Moreover this looks racy and dependent on number of CPUs or some delay.
For example for scale down from 124 to 4 CPUs I always hit this issue but
for scale down from 16 to 4 CPUs I hit this issue 8-9 out of 10 times.
Also for the cases when residual load_avg at task group is low (like < 10),
I can see that both of my test cgroups get similar CPU times which further
proves that the unaccounted load avg ending up in a task_group is eventually
leading to uneven CPU allotment between task groups.


I am debugging it further but in the mean time if you have some suggestions or
need traces from some specific portion of sched code, please let me know.

Thanks,
Imran

> Thanks,
> Imran
> 

^ permalink raw reply	[flat|nested] 11+ messages in thread

* Re: [RFC PATCH] sched: fair: reset task_group.load_avg when there are no running tasks.

Supplied material>
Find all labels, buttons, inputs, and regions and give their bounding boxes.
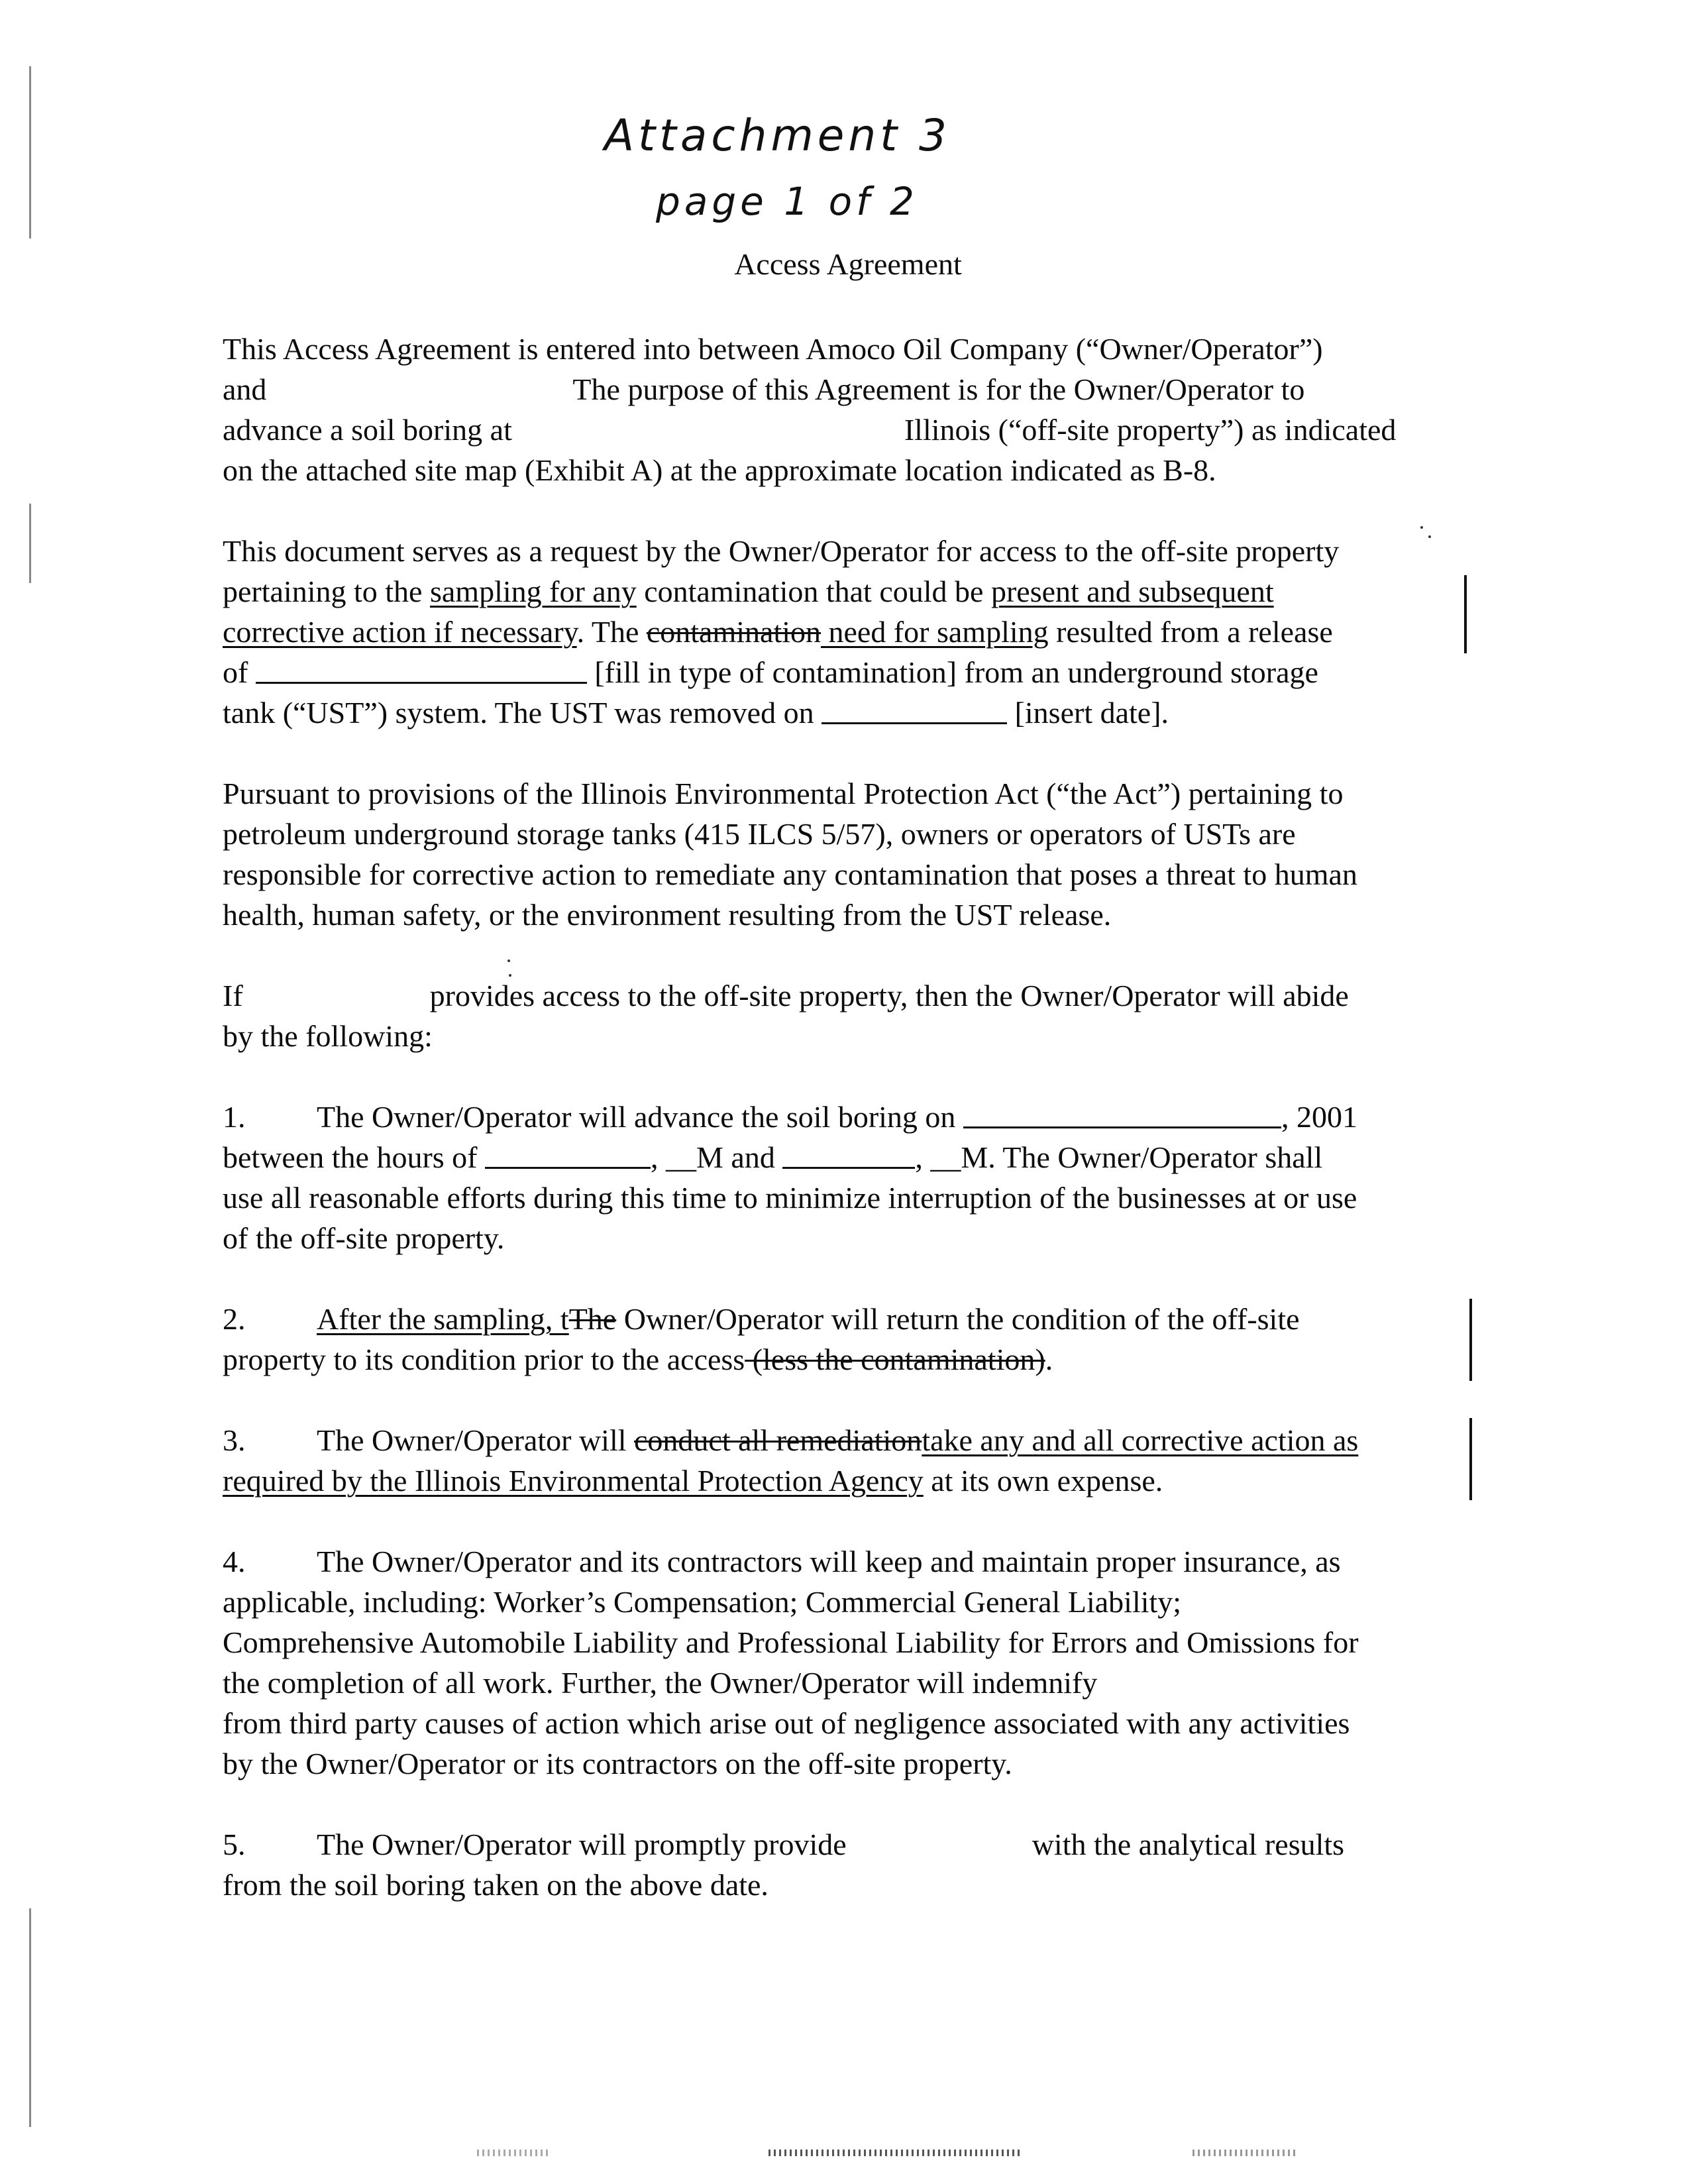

Aim>
Return the passage of the scheduler message between "I am debugging" and "no running tasks.", inclusive, copied word for word.

Output for this exercise>
I am debugging it further but in the mean time if you have some suggestions or
need traces from some specific portion of sched code, please let me know.

Thanks,
Imran

> Thanks,
> Imran
> 

^ permalink raw reply	[flat|nested] 11+ messages in thread

* Re: [RFC PATCH] sched: fair: reset task_group.load_avg when there are no running tasks.